Extract every line of the entries that contains the string "Nicht", matching case exactly.
* Begin *
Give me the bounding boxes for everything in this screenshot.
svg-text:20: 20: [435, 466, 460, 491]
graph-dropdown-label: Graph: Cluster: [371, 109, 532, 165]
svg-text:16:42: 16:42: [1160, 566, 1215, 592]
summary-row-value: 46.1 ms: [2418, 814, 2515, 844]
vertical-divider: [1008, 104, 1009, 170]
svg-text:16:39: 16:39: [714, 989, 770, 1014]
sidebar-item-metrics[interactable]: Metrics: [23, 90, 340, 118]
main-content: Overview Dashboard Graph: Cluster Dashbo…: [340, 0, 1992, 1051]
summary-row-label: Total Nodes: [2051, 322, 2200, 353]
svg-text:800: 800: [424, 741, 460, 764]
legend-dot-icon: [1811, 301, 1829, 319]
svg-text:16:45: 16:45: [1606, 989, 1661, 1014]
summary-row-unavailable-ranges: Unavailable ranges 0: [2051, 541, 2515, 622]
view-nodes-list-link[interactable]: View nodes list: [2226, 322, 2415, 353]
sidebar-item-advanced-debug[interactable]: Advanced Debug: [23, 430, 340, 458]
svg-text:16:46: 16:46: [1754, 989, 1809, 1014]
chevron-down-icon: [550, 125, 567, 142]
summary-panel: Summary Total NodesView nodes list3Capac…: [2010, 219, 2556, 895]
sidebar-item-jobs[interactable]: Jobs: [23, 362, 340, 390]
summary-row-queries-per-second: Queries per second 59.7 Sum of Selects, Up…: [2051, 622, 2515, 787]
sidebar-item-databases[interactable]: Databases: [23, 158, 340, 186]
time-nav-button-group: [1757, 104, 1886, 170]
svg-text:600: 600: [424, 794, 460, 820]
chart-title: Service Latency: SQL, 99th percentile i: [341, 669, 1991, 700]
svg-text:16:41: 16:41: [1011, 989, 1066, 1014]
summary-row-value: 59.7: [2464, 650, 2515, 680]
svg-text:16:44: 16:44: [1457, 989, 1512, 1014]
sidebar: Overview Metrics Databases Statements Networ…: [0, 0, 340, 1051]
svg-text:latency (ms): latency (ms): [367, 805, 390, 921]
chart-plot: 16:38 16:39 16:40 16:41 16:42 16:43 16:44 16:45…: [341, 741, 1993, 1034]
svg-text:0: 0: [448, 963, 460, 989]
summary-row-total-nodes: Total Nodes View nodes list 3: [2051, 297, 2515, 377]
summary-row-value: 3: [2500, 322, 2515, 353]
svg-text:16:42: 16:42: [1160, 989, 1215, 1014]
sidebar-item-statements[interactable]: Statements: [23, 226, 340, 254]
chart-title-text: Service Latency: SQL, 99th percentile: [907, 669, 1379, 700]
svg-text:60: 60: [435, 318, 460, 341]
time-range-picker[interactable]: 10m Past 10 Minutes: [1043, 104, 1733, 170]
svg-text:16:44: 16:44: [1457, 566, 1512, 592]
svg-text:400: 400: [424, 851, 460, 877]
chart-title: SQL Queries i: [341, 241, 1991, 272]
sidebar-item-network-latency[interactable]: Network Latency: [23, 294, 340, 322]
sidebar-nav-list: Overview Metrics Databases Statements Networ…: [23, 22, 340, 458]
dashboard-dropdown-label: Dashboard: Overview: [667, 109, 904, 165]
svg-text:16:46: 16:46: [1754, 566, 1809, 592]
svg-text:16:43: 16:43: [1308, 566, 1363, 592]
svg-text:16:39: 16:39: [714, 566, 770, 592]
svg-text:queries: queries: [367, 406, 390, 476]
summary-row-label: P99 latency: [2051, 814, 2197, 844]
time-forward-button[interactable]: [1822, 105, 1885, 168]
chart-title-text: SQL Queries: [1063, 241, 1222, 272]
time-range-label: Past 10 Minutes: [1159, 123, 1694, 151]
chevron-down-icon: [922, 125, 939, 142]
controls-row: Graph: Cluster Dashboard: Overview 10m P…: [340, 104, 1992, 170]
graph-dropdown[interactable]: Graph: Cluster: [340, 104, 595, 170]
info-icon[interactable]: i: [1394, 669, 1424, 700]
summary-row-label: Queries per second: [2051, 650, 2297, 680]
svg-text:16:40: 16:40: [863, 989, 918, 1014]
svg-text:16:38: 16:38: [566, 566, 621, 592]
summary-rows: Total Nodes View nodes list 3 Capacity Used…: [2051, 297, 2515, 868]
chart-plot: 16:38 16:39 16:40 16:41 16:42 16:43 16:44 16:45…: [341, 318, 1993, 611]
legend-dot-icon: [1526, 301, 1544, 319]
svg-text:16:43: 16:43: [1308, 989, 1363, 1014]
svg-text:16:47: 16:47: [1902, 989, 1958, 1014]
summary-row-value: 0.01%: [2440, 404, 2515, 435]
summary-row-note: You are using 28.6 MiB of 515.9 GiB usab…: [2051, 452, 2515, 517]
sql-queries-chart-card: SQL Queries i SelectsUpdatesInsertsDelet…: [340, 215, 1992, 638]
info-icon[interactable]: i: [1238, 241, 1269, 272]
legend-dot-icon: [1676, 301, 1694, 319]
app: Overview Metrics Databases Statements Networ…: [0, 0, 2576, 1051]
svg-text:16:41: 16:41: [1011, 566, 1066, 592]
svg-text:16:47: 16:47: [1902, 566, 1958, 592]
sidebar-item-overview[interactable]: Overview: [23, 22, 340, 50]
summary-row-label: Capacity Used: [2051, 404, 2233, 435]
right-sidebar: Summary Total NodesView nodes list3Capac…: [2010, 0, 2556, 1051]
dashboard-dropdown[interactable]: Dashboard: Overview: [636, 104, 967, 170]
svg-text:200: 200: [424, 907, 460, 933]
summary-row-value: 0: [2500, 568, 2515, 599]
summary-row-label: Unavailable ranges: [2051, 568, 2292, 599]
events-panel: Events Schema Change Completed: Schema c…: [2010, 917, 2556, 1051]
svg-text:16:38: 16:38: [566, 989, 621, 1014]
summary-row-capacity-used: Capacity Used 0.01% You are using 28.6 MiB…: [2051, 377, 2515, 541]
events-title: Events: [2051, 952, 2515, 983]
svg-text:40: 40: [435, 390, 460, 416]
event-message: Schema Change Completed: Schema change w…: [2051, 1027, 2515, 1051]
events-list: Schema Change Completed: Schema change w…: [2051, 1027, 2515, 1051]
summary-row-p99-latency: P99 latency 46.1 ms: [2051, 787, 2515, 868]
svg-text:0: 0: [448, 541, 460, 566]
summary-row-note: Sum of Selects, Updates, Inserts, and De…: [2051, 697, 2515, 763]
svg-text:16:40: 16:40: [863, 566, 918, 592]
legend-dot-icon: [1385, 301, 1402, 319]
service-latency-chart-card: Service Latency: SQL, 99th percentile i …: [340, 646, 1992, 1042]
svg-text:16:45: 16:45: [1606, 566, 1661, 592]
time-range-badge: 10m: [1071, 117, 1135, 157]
* End *
* Begin *
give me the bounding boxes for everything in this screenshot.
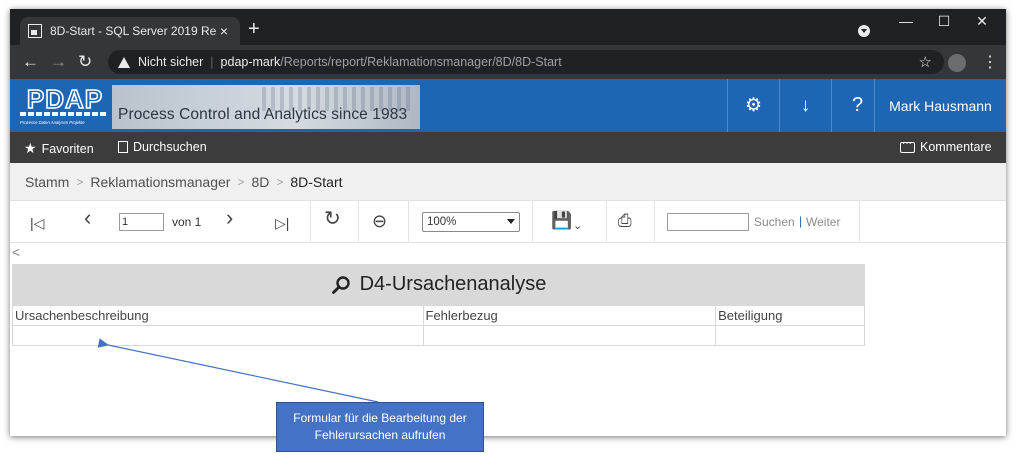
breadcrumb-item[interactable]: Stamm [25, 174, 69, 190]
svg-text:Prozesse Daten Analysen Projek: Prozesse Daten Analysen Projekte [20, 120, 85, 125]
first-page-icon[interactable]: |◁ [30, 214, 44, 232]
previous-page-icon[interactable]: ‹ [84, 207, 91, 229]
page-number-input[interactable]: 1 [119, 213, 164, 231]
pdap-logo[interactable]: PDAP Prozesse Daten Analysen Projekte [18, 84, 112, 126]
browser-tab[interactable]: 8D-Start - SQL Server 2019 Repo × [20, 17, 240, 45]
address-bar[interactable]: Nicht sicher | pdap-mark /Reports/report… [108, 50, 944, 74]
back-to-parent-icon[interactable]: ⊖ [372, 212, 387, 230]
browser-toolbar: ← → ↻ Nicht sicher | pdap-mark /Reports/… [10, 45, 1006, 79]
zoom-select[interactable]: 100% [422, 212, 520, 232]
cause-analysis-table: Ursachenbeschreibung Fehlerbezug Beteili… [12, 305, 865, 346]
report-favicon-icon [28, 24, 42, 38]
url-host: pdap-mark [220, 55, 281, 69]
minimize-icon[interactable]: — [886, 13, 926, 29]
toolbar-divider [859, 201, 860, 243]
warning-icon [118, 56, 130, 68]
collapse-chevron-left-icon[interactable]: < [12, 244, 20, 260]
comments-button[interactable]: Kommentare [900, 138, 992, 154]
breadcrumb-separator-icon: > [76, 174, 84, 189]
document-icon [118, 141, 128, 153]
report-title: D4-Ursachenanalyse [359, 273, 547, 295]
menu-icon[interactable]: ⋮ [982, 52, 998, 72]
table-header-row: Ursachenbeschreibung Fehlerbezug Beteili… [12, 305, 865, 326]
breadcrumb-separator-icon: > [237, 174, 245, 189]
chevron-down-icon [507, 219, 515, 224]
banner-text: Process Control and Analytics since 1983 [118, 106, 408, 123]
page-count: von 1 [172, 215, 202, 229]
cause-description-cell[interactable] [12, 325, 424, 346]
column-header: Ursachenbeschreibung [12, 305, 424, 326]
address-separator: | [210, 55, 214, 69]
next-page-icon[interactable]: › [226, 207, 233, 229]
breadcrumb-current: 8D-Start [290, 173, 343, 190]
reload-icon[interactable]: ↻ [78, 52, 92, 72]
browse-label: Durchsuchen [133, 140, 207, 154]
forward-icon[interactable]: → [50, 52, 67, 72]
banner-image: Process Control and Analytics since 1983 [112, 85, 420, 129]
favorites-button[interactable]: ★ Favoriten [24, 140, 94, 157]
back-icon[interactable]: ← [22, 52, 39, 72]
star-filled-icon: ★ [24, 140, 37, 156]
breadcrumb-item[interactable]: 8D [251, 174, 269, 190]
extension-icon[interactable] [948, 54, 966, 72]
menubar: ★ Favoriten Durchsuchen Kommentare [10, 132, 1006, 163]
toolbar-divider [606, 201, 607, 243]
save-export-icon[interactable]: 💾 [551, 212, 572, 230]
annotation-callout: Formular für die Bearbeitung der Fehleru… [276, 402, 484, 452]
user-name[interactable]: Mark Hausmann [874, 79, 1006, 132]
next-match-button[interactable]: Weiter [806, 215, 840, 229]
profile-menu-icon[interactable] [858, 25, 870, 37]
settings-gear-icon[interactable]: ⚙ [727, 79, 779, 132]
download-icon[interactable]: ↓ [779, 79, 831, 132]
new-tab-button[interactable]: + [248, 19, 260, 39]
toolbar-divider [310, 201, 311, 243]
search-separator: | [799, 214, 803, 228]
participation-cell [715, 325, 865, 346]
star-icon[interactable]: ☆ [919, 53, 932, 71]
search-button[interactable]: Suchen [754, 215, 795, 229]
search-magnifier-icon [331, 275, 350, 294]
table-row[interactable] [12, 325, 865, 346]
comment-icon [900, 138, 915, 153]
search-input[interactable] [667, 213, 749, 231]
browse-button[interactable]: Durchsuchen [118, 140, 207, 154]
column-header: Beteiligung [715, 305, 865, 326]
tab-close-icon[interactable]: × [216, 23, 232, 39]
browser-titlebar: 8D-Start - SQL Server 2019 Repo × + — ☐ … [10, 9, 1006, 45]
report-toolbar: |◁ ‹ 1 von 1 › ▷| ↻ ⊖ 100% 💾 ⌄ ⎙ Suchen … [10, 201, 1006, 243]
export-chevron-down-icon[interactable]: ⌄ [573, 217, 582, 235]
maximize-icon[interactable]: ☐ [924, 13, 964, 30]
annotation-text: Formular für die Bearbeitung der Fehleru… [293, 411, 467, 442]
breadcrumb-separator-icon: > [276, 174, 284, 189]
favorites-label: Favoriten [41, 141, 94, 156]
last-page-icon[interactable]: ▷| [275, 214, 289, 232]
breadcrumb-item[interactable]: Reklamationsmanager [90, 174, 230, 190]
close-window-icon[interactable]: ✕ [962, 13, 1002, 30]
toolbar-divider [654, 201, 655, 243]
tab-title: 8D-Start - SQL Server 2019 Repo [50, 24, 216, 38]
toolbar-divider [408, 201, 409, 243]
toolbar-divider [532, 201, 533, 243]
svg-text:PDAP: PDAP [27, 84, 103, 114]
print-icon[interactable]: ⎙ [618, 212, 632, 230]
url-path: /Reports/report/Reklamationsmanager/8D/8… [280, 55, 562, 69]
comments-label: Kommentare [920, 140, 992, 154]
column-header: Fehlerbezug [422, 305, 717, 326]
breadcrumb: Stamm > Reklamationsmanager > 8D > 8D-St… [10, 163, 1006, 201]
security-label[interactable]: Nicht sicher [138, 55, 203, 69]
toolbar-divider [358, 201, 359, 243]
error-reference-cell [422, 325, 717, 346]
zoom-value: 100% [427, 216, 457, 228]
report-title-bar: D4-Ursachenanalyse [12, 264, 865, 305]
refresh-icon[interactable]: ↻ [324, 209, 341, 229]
* End *
* Begin *
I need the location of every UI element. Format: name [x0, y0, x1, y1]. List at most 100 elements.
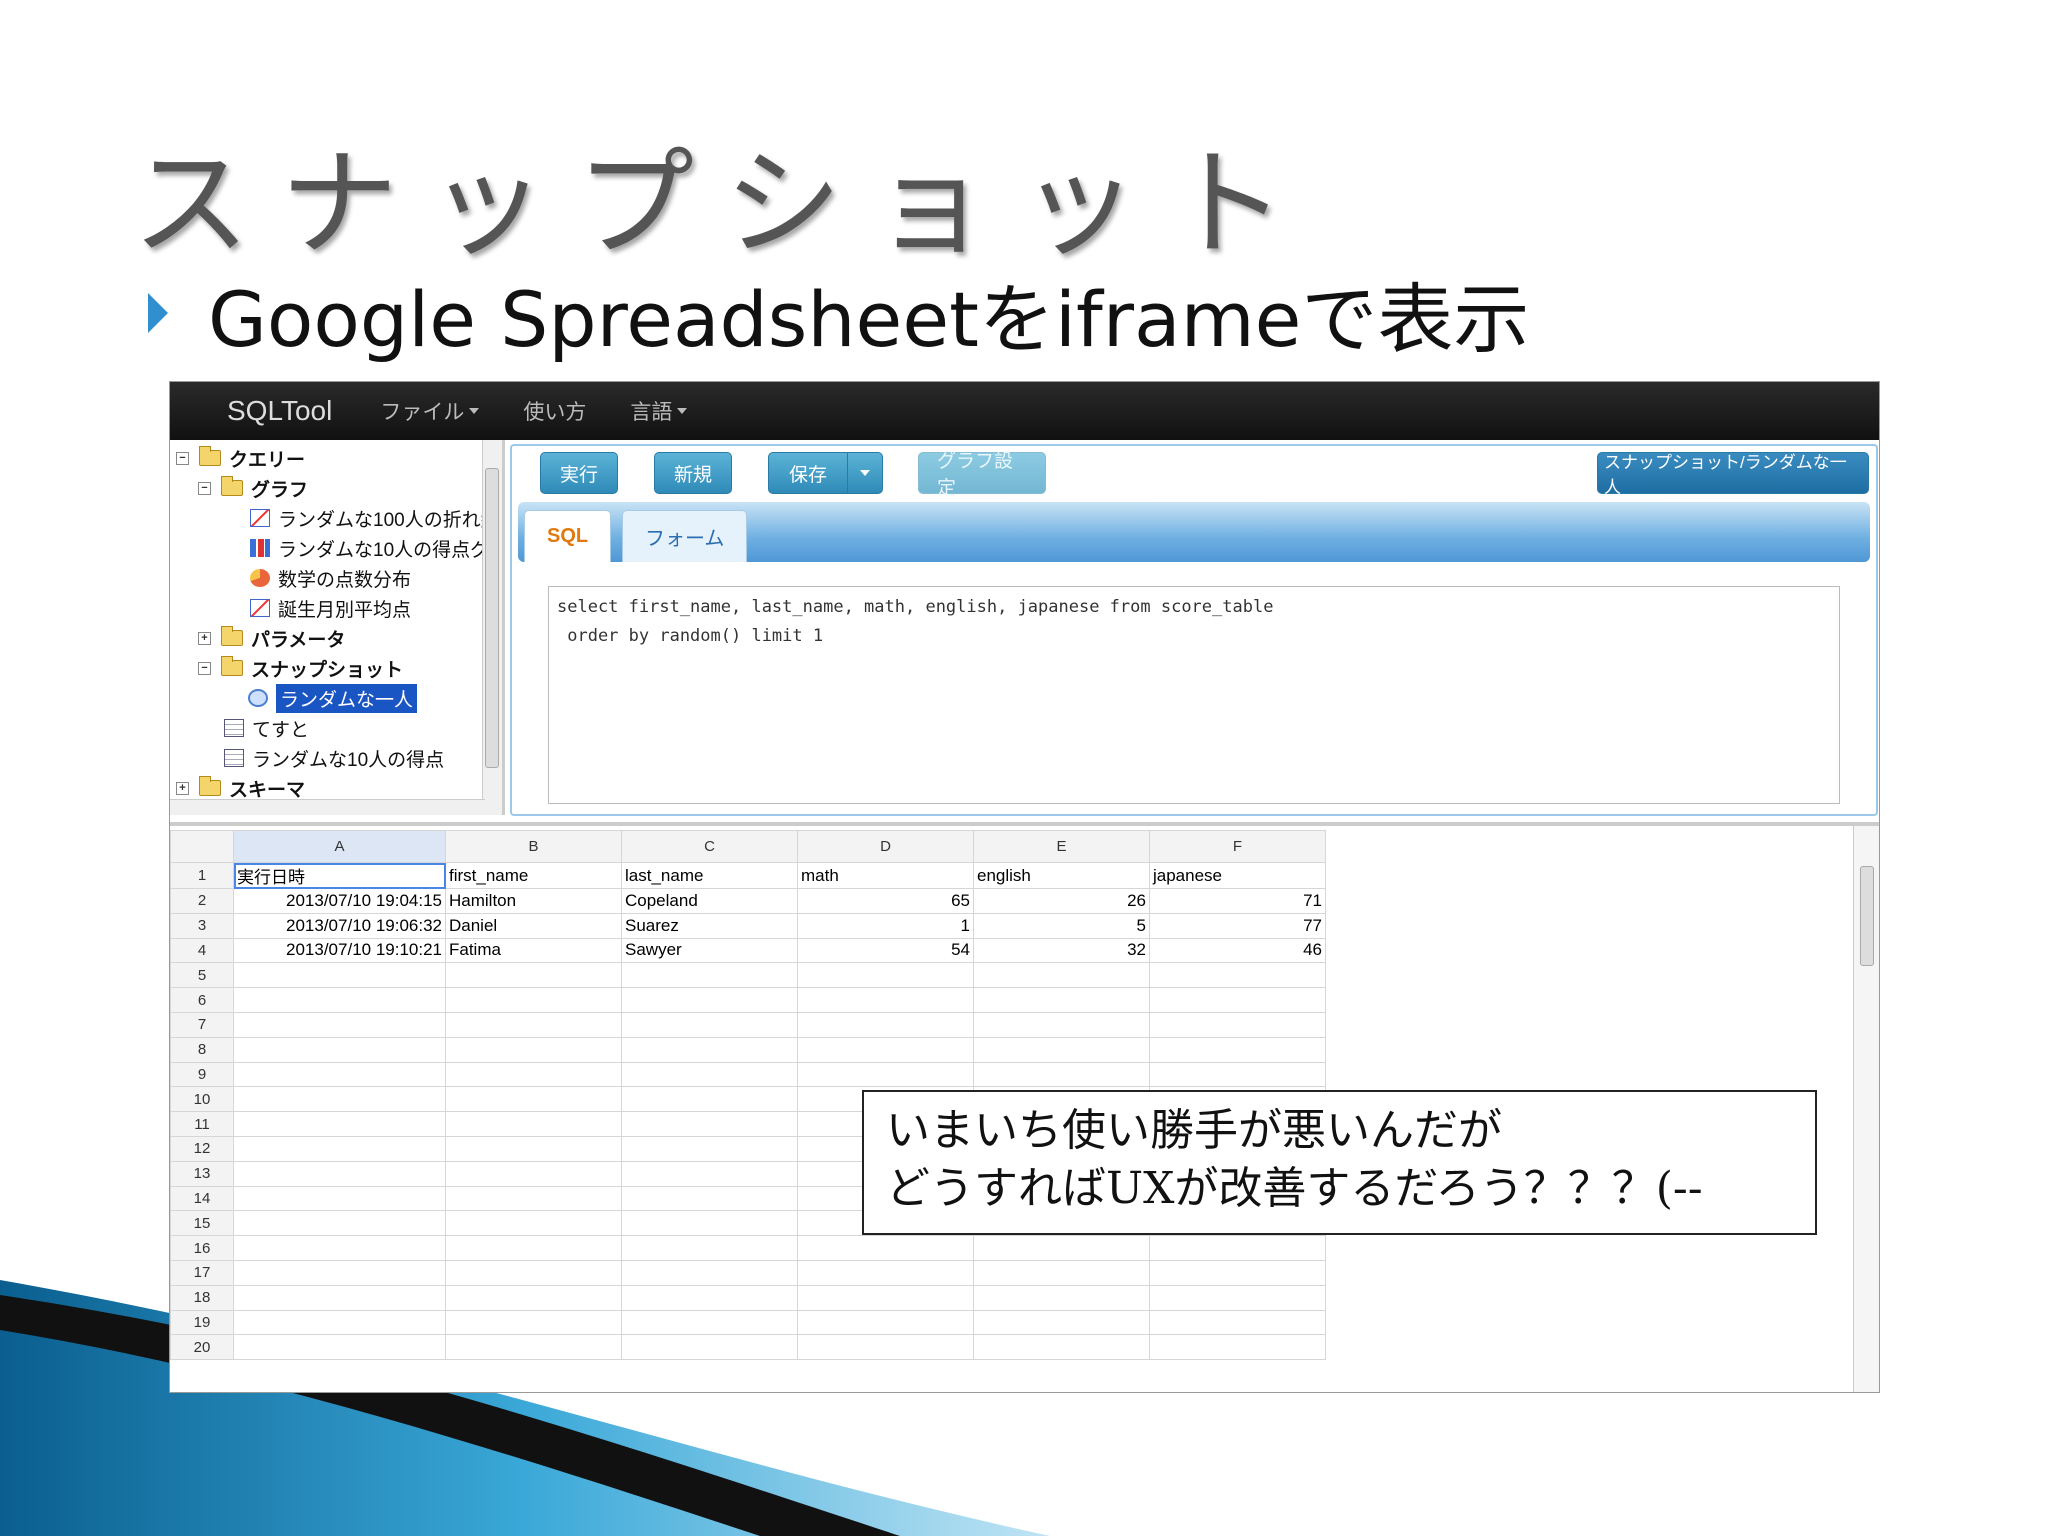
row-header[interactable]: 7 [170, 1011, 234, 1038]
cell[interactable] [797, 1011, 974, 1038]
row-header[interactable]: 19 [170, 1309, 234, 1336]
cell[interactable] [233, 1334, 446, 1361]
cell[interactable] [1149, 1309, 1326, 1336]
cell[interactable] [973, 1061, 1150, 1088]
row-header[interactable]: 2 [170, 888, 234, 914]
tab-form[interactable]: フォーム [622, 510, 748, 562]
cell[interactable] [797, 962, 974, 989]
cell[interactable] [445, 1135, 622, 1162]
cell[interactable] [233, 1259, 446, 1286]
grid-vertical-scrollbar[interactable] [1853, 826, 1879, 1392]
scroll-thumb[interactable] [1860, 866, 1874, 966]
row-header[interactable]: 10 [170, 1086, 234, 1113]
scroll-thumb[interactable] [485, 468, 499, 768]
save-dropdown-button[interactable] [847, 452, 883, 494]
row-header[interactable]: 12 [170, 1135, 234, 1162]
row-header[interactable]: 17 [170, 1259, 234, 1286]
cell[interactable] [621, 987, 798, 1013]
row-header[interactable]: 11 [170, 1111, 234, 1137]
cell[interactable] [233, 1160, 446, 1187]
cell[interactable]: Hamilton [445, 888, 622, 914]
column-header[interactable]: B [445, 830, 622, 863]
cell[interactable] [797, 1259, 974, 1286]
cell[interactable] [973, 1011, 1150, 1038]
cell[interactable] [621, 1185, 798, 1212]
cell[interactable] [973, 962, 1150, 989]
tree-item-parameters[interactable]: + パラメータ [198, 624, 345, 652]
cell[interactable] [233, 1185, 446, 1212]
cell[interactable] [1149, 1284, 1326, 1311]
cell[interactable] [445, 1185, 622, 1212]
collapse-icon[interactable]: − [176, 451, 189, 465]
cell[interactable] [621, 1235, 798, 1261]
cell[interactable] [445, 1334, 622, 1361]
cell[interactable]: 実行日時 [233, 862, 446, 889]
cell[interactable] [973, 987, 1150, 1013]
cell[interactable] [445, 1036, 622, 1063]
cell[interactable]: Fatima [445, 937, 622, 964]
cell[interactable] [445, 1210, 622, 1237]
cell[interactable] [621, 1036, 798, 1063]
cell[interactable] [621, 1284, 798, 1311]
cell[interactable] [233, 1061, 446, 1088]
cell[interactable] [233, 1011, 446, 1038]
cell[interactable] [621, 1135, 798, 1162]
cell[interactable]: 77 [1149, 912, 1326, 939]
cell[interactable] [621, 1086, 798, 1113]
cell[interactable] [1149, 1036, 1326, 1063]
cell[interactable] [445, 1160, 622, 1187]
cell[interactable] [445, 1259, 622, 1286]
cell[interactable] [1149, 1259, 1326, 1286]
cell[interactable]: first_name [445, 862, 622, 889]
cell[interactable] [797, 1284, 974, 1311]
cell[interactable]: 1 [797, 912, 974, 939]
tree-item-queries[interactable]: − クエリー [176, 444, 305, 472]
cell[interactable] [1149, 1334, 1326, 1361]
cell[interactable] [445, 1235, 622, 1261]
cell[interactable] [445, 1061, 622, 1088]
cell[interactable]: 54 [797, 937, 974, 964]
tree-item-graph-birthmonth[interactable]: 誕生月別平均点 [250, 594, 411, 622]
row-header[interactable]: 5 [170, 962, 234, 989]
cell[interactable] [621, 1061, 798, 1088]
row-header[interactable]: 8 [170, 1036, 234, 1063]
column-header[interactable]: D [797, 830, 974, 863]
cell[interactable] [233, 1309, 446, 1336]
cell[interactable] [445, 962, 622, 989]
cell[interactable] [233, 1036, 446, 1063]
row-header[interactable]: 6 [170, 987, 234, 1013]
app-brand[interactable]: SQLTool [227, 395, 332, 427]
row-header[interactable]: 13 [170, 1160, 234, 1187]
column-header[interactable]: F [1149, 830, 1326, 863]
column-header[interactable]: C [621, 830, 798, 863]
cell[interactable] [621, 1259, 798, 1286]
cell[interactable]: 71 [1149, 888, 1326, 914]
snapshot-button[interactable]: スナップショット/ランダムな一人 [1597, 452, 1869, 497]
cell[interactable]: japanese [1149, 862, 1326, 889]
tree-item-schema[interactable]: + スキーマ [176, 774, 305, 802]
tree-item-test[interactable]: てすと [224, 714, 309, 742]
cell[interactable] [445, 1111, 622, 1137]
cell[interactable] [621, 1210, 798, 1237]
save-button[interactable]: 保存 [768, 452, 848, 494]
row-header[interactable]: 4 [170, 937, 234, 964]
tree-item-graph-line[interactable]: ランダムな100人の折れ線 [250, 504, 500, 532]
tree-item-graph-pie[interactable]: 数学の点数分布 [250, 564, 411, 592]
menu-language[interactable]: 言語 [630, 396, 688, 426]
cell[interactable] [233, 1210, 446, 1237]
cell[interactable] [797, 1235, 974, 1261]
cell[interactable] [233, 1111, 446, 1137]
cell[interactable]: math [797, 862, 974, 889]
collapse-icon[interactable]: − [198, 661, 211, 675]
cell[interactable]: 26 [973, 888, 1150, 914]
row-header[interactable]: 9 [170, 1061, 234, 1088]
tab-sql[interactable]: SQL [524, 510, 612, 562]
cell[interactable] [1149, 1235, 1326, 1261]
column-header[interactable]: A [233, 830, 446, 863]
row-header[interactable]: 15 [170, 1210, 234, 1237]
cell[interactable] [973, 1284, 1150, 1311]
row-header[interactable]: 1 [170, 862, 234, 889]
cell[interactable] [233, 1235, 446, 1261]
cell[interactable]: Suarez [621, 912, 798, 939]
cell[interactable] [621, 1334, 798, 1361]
* End *
» **Exercise response**:
address-bar[interactable]: Nicht sicher | pdap-mark /Reports/report… [108, 50, 944, 74]
browser-toolbar: ← → ↻ Nicht sicher | pdap-mark /Reports/… [10, 45, 1006, 79]
security-label[interactable]: Nicht sicher [138, 55, 203, 69]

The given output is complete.